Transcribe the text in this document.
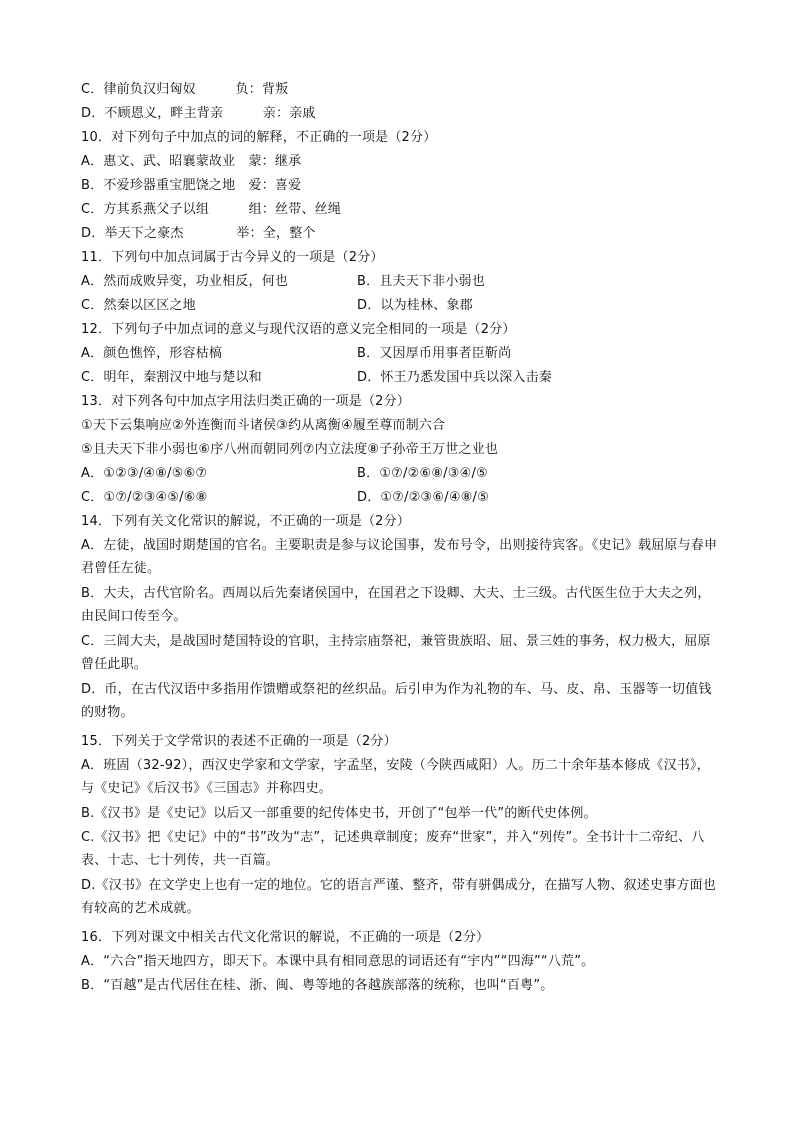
C．律前负汉归匈奴　　　负：背叛
D．不顾恩义，畔主背亲　　　亲：亲戚
10．对下列句子中加点的词的解释，不正确的一项是（2分）
A．惠文、武、昭襄蒙故业　蒙：继承
B．不爱珍器重宝肥饶之地　爱：喜爱
C．方其系燕父子以组　　　组：丝带、丝绳
D．举天下之豪杰　　　　举：全，整个
11．下列句中加点词属于古今异义的一项是（2分）
A．然而成败异变，功业相反，何也	B．且夫天下非小弱也
C．然秦以区区之地	D．以为桂林、象郡
12．下列句子中加点词的意义与现代汉语的意义完全相同的一项是（2分）
A．颜色憔悴，形容枯槁	B．又因厚币用事者臣靳尚
C．明年，秦割汉中地与楚以和	D．怀王乃悉发国中兵以深入击秦
13．对下列各句中加点字用法归类正确的一项是（2分）
①天下云集响应②外连衡而斗诸侯③约从离衡④履至尊而制六合
⑤且夫天下非小弱也⑥序八州而朝同列⑦内立法度⑧子孙帝王万世之业也
A．①②③/④⑧/⑤⑥⑦	B．①⑦/②⑥⑧/③④/⑤
C．①⑦/②③④⑤/⑥⑧	D．①⑦/②③⑥/④⑧/⑤
14．下列有关文化常识的解说，不正确的一项是（2分）
A．左徒，战国时期楚国的官名。主要职责是参与议论国事，发布号令，出则接待宾客。《史记》载屈原与春申君曾任左徒。
B．大夫，古代官阶名。西周以后先秦诸侯国中，在国君之下设卿、大夫、士三级。古代医生位于大夫之列，由民间口传至今。
C．三闾大夫，是战国时楚国特设的官职，主持宗庙祭祀，兼管贵族昭、屈、景三姓的事务，权力极大，屈原曾任此职。
D．币，在古代汉语中多指用作馈赠或祭祀的丝织品。后引申为作为礼物的车、马、皮、帛、玉器等一切值钱的财物。
15．下列关于文学常识的表述不正确的一项是（2分）
A．班固（32-92），西汉史学家和文学家，字孟坚，安陵（今陕西咸阳）人。历二十余年基本修成《汉书》，与《史记》《后汉书》《三国志》并称四史。
B.《汉书》是《史记》以后又一部重要的纪传体史书，开创了“包举一代”的断代史体例。
C.《汉书》把《史记》中的“书”改为“志”，记述典章制度；废弃“世家”，并入“列传”。全书计十二帝纪、八表、十志、七十列传，共一百篇。
D.《汉书》在文学史上也有一定的地位。它的语言严谨、整齐，带有骈偶成分，在描写人物、叙述史事方面也有较高的艺术成就。
16．下列对课文中相关古代文化常识的解说，不正确的一项是（2分）
A．“六合”指天地四方，即天下。本课中具有相同意思的词语还有“宇内”“四海”“八荒”。
B．“百越”是古代居住在桂、浙、闽、粤等地的各越族部落的统称，也叫“百粤”。
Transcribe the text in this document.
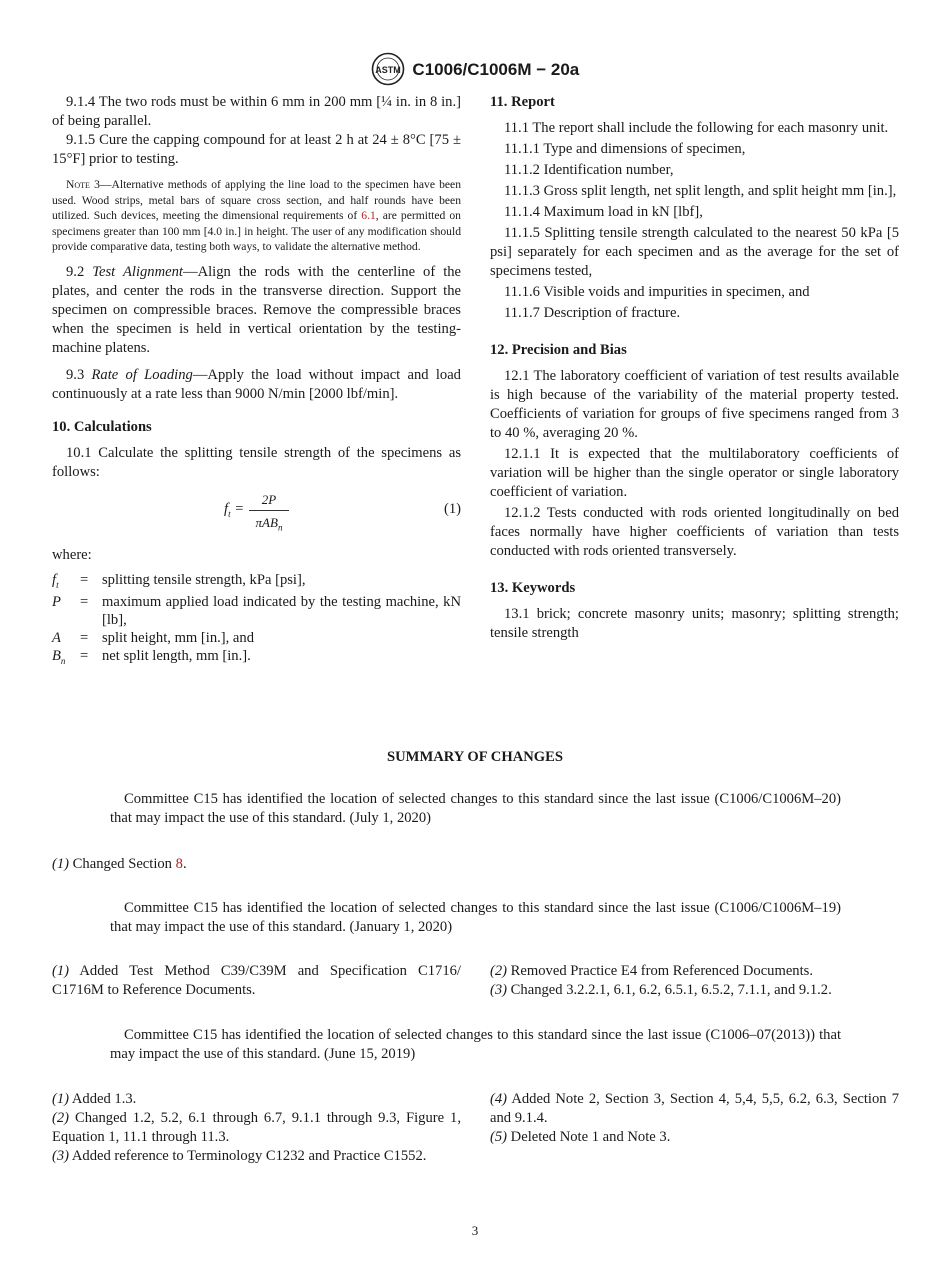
ASTM C1006/C1006M − 20a

9.1.4 The two rods must be within 6 mm in 200 mm [¼ in. in 8 in.] of being parallel.

9.1.5 Cure the capping compound for at least 2 h at 24 ± 8°C [75 ± 15°F] prior to testing.

Note 3—Alternative methods of applying the line load to the specimen have been used. Wood strips, metal bars of square cross section, and half rounds have been utilized. Such devices, meeting the dimensional requirements of 6.1, are permitted on specimens greater than 100 mm [4.0 in.] in height. The user of any modification should provide comparative data, testing both ways, to validate the alternative method.

9.2 Test Alignment—Align the rods with the centerline of the plates, and center the rods in the transverse direction. Support the specimen on compressible braces. Remove the compressible braces when the specimen is held in vertical orientation by the testing-machine platens.

9.3 Rate of Loading—Apply the load without impact and load continuously at a rate less than 9000 N/min [2000 lbf/min].

10. Calculations

10.1 Calculate the splitting tensile strength of the specimens as follows:

$f_t$ =
2P
πAB$_n$
(1)

where:

$f_t$	=	splitting tensile strength, kPa [psi],
P	=	maximum applied load indicated by the testing machine, kN [lb],
A	=	split height, mm [in.], and
$B_n$	=	net split length, mm [in.].
11. Report

11.1 The report shall include the following for each masonry unit.

11.1.1 Type and dimensions of specimen,

11.1.2 Identification number,

11.1.3 Gross split length, net split length, and split height mm [in.],

11.1.4 Maximum load in kN [lbf],

11.1.5 Splitting tensile strength calculated to the nearest 50 kPa [5 psi] separately for each specimen and as the average for the set of specimens tested,

11.1.6 Visible voids and impurities in specimen, and

11.1.7 Description of fracture.

12. Precision and Bias

12.1 The laboratory coefficient of variation of test results available is high because of the variability of the material property tested. Coefficients of variation for groups of five specimens ranged from 3 to 40 %, averaging 20 %.

12.1.1 It is expected that the multilaboratory coefficients of variation will be higher than the single operator or single laboratory coefficient of variation.

12.1.2 Tests conducted with rods oriented longitudinally on bed faces normally have higher coefficients of variation than tests conducted with rods oriented transversely.

13. Keywords

13.1 brick; concrete masonry units; masonry; splitting strength; tensile strength

SUMMARY OF CHANGES

Committee C15 has identified the location of selected changes to this standard since the last issue (C1006/C1006M–20) that may impact the use of this standard. (July 1, 2020)

(1) Changed Section 8.

Committee C15 has identified the location of selected changes to this standard since the last issue (C1006/C1006M–19) that may impact the use of this standard. (January 1, 2020)

(1) Added Test Method C39/C39M and Specification C1716/ C1716M to Reference Documents.

(2) Removed Practice E4 from Referenced Documents.

(3) Changed 3.2.2.1, 6.1, 6.2, 6.5.1, 6.5.2, 7.1.1, and 9.1.2.

Committee C15 has identified the location of selected changes to this standard since the last issue (C1006–07(2013)) that may impact the use of this standard. (June 15, 2019)

(1) Added 1.3.

(2) Changed 1.2, 5.2, 6.1 through 6.7, 9.1.1 through 9.3, Figure 1, Equation 1, 11.1 through 11.3.

(3) Added reference to Terminology C1232 and Practice C1552.

(4) Added Note 2, Section 3, Section 4, 5,4, 5,5, 6.2, 6.3, Section 7 and 9.1.4.

(5) Deleted Note 1 and Note 3.

3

━━━━

Task brief :: Transcribe the whole listing exactly. Pictures are excluded.

Task solution ::
Transcribe the text in this document.
C．律前负汉归匈奴　　　负：背叛
D．不顾恩义，畔主背亲　　　亲：亲戚
10．对下列句子中加点的词的解释，不正确的一项是（2分）
A．惠文、武、昭襄蒙故业　蒙：继承
B．不爱珍器重宝肥饶之地　爱：喜爱
C．方其系燕父子以组　　　组：丝带、丝绳
D．举天下之豪杰　　　　举：全，整个
11．下列句中加点词属于古今异义的一项是（2分）
A．然而成败异变，功业相反，何也	B．且夫天下非小弱也
C．然秦以区区之地	D．以为桂林、象郡
12．下列句子中加点词的意义与现代汉语的意义完全相同的一项是（2分）
A．颜色憔悴，形容枯槁	B．又因厚币用事者臣靳尚
C．明年，秦割汉中地与楚以和	D．怀王乃悉发国中兵以深入击秦
13．对下列各句中加点字用法归类正确的一项是（2分）
①天下云集响应②外连衡而斗诸侯③约从离衡④履至尊而制六合
⑤且夫天下非小弱也⑥序八州而朝同列⑦内立法度⑧子孙帝王万世之业也
A．①②③/④⑧/⑤⑥⑦	B．①⑦/②⑥⑧/③④/⑤
C．①⑦/②③④⑤/⑥⑧	D．①⑦/②③⑥/④⑧/⑤
14．下列有关文化常识的解说，不正确的一项是（2分）
A．左徒，战国时期楚国的官名。主要职责是参与议论国事，发布号令，出则接待宾客。《史记》载屈原与春申君曾任左徒。
B．大夫，古代官阶名。西周以后先秦诸侯国中，在国君之下设卿、大夫、士三级。古代医生位于大夫之列，由民间口传至今。
C．三闾大夫，是战国时楚国特设的官职，主持宗庙祭祀，兼管贵族昭、屈、景三姓的事务，权力极大，屈原曾任此职。
D．币，在古代汉语中多指用作馈赠或祭祀的丝织品。后引申为作为礼物的车、马、皮、帛、玉器等一切值钱的财物。
15．下列关于文学常识的表述不正确的一项是（2分）
A．班固（32-92），西汉史学家和文学家，字孟坚，安陵（今陕西咸阳）人。历二十余年基本修成《汉书》，与《史记》《后汉书》《三国志》并称四史。
B.《汉书》是《史记》以后又一部重要的纪传体史书，开创了“包举一代”的断代史体例。
C.《汉书》把《史记》中的“书”改为“志”，记述典章制度；废弃“世家”，并入“列传”。全书计十二帝纪、八表、十志、七十列传，共一百篇。
D.《汉书》在文学史上也有一定的地位。它的语言严谨、整齐，带有骈偶成分，在描写人物、叙述史事方面也有较高的艺术成就。
16．下列对课文中相关古代文化常识的解说，不正确的一项是（2分）
A．“六合”指天地四方，即天下。本课中具有相同意思的词语还有“宇内”“四海”“八荒”。
B．“百越”是古代居住在桂、浙、闽、粤等地的各越族部落的统称，也叫“百粤”。
Transcribe the text in this document.
ASTM C1006/C1006M − 20a

9.1.4 The two rods must be within 6 mm in 200 mm [¼ in. in 8 in.] of being parallel.

9.1.5 Cure the capping compound for at least 2 h at 24 ± 8°C [75 ± 15°F] prior to testing.

Note 3—Alternative methods of applying the line load to the specimen have been used. Wood strips, metal bars of square cross section, and half rounds have been utilized. Such devices, meeting the dimensional requirements of 6.1, are permitted on specimens greater than 100 mm [4.0 in.] in height. The user of any modification should provide comparative data, testing both ways, to validate the alternative method.

9.2 Test Alignment—Align the rods with the centerline of the plates, and center the rods in the transverse direction. Support the specimen on compressible braces. Remove the compressible braces when the specimen is held in vertical orientation by the testing-machine platens.

9.3 Rate of Loading—Apply the load without impact and load continuously at a rate less than 9000 N/min [2000 lbf/min].

10. Calculations

10.1 Calculate the splitting tensile strength of the specimens as follows:

$f_t$ =
2P
πAB$_n$
(1)

where:

$f_t$	=	splitting tensile strength, kPa [psi],
P	=	maximum applied load indicated by the testing machine, kN [lb],
A	=	split height, mm [in.], and
$B_n$	=	net split length, mm [in.].
11. Report

11.1 The report shall include the following for each masonry unit.

11.1.1 Type and dimensions of specimen,

11.1.2 Identification number,

11.1.3 Gross split length, net split length, and split height mm [in.],

11.1.4 Maximum load in kN [lbf],

11.1.5 Splitting tensile strength calculated to the nearest 50 kPa [5 psi] separately for each specimen and as the average for the set of specimens tested,

11.1.6 Visible voids and impurities in specimen, and

11.1.7 Description of fracture.

12. Precision and Bias

12.1 The laboratory coefficient of variation of test results available is high because of the variability of the material property tested. Coefficients of variation for groups of five specimens ranged from 3 to 40 %, averaging 20 %.

12.1.1 It is expected that the multilaboratory coefficients of variation will be higher than the single operator or single laboratory coefficient of variation.

12.1.2 Tests conducted with rods oriented longitudinally on bed faces normally have higher coefficients of variation than tests conducted with rods oriented transversely.

13. Keywords

13.1 brick; concrete masonry units; masonry; splitting strength; tensile strength

SUMMARY OF CHANGES

Committee C15 has identified the location of selected changes to this standard since the last issue (C1006/C1006M–20) that may impact the use of this standard. (July 1, 2020)

(1) Changed Section 8.

Committee C15 has identified the location of selected changes to this standard since the last issue (C1006/C1006M–19) that may impact the use of this standard. (January 1, 2020)

(1) Added Test Method C39/C39M and Specification C1716/ C1716M to Reference Documents.

(2) Removed Practice E4 from Referenced Documents.

(3) Changed 3.2.2.1, 6.1, 6.2, 6.5.1, 6.5.2, 7.1.1, and 9.1.2.

Committee C15 has identified the location of selected changes to this standard since the last issue (C1006–07(2013)) that may impact the use of this standard. (June 15, 2019)

(1) Added 1.3.

(2) Changed 1.2, 5.2, 6.1 through 6.7, 9.1.1 through 9.3, Figure 1, Equation 1, 11.1 through 11.3.

(3) Added reference to Terminology C1232 and Practice C1552.

(4) Added Note 2, Section 3, Section 4, 5,4, 5,5, 6.2, 6.3, Section 7 and 9.1.4.

(5) Deleted Note 1 and Note 3.

3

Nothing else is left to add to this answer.